_PROBLEM:_
Look for "written" in the listing below. Gather each line that contains it.

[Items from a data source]
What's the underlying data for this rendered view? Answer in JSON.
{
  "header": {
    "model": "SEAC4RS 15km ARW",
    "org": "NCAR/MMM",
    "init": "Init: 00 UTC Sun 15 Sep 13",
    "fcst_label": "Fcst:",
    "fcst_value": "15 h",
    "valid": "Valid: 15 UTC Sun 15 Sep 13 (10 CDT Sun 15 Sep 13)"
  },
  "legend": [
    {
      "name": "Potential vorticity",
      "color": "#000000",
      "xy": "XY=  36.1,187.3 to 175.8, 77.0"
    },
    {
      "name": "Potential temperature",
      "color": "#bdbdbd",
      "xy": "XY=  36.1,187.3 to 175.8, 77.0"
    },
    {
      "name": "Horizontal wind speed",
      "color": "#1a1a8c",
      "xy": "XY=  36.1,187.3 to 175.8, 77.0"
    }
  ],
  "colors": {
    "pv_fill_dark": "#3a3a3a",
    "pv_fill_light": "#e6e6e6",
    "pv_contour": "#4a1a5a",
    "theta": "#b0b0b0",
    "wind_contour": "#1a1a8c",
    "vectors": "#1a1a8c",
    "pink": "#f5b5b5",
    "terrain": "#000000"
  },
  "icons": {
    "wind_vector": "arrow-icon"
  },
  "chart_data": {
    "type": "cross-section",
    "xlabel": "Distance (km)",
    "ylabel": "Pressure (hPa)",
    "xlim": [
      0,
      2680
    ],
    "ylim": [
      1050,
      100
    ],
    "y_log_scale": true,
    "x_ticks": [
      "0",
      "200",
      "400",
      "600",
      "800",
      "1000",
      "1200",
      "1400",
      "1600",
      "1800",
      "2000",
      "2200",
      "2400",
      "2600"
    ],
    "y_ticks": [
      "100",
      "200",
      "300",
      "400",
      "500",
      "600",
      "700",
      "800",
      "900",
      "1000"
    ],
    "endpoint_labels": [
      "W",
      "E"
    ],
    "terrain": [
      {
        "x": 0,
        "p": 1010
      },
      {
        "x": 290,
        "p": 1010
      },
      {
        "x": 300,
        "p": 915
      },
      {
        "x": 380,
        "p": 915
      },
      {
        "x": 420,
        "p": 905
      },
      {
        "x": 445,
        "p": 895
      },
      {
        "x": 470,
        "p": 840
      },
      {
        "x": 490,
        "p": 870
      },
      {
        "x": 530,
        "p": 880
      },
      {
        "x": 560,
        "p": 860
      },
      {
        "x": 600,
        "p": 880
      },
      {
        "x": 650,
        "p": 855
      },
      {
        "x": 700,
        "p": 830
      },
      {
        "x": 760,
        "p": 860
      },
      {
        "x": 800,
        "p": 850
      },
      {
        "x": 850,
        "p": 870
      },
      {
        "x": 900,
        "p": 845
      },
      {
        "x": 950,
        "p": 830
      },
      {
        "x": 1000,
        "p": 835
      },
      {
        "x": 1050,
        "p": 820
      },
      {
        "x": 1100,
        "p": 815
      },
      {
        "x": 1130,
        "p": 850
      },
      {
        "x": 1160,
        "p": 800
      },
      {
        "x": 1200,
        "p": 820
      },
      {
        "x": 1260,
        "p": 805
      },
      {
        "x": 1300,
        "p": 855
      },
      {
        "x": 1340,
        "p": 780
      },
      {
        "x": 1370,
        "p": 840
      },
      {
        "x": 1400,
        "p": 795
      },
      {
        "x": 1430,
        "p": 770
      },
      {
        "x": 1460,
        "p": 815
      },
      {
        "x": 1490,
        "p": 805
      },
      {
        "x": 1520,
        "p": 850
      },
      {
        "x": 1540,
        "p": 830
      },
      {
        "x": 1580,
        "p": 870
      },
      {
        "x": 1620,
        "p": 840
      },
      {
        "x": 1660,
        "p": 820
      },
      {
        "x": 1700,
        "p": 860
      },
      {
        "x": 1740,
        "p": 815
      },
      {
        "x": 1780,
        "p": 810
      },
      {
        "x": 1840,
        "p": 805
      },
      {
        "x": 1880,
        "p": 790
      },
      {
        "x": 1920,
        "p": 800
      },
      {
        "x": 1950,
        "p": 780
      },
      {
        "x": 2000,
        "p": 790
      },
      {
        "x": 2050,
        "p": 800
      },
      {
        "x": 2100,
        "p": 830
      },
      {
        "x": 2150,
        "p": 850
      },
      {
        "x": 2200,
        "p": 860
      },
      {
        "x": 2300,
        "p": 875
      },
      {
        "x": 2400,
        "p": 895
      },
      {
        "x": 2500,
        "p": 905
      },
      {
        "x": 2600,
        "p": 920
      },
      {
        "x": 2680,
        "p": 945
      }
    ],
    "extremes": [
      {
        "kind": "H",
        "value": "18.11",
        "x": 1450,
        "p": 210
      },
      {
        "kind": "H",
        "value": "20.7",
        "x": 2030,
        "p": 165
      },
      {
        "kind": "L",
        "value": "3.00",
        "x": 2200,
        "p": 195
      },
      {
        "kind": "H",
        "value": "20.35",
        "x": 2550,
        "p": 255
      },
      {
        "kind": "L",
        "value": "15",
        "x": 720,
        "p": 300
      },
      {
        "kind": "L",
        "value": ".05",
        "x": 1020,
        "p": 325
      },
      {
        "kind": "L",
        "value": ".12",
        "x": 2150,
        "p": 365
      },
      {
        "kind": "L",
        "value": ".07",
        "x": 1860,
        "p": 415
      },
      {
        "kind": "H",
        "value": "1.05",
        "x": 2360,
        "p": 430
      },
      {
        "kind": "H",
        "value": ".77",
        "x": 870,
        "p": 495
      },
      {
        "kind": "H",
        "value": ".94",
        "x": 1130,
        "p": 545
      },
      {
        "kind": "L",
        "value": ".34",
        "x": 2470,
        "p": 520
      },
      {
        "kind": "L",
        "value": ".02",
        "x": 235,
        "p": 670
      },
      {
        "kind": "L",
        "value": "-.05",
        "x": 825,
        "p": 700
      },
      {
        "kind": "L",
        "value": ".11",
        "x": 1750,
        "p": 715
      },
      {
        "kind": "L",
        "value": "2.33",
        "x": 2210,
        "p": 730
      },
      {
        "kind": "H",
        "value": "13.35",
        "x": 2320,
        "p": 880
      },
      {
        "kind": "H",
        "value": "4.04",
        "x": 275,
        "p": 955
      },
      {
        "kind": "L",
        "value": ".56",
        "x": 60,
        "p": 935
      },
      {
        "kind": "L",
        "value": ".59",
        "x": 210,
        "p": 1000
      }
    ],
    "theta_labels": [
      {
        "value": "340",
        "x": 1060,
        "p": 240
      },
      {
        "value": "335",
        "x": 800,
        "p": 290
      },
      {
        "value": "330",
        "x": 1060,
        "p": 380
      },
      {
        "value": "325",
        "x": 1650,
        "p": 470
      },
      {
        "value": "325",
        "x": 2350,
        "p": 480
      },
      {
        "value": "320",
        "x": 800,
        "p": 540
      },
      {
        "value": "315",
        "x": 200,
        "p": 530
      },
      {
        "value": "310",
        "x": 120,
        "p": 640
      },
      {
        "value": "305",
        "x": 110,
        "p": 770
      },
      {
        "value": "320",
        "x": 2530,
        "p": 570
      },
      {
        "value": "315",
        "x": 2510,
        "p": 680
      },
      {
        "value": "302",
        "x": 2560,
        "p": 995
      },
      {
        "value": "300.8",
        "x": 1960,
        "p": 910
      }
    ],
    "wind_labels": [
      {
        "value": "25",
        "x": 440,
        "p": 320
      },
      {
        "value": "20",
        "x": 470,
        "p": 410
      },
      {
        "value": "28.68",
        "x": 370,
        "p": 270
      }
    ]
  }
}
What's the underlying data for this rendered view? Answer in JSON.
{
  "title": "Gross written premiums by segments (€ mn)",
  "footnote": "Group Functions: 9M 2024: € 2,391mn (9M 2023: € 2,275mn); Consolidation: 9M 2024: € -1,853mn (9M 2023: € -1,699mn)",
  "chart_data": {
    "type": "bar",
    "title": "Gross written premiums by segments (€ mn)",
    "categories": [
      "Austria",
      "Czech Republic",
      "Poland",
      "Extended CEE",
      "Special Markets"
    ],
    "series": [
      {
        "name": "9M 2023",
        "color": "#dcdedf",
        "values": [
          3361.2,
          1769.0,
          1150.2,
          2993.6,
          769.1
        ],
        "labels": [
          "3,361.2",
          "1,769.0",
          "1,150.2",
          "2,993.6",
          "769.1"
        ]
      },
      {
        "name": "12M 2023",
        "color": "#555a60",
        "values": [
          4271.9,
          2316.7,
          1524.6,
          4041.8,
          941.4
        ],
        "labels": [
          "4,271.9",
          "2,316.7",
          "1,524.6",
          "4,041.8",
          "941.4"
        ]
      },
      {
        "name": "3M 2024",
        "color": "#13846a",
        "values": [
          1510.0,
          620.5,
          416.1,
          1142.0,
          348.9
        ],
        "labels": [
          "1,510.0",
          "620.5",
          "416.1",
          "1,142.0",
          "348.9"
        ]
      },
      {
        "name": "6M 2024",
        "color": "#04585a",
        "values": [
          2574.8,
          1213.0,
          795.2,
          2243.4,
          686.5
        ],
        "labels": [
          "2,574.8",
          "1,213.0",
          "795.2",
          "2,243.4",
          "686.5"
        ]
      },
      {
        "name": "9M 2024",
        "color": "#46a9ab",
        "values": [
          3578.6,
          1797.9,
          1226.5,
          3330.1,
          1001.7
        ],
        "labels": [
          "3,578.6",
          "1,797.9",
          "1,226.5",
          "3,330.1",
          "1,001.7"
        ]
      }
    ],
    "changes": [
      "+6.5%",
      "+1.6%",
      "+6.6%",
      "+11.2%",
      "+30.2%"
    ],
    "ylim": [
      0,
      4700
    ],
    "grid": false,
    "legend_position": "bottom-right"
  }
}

_RESULT FOR THIS TASK:_
  "title": "Gross written premiums by segments (€ mn)",
    "title": "Gross written premiums by segments (€ mn)",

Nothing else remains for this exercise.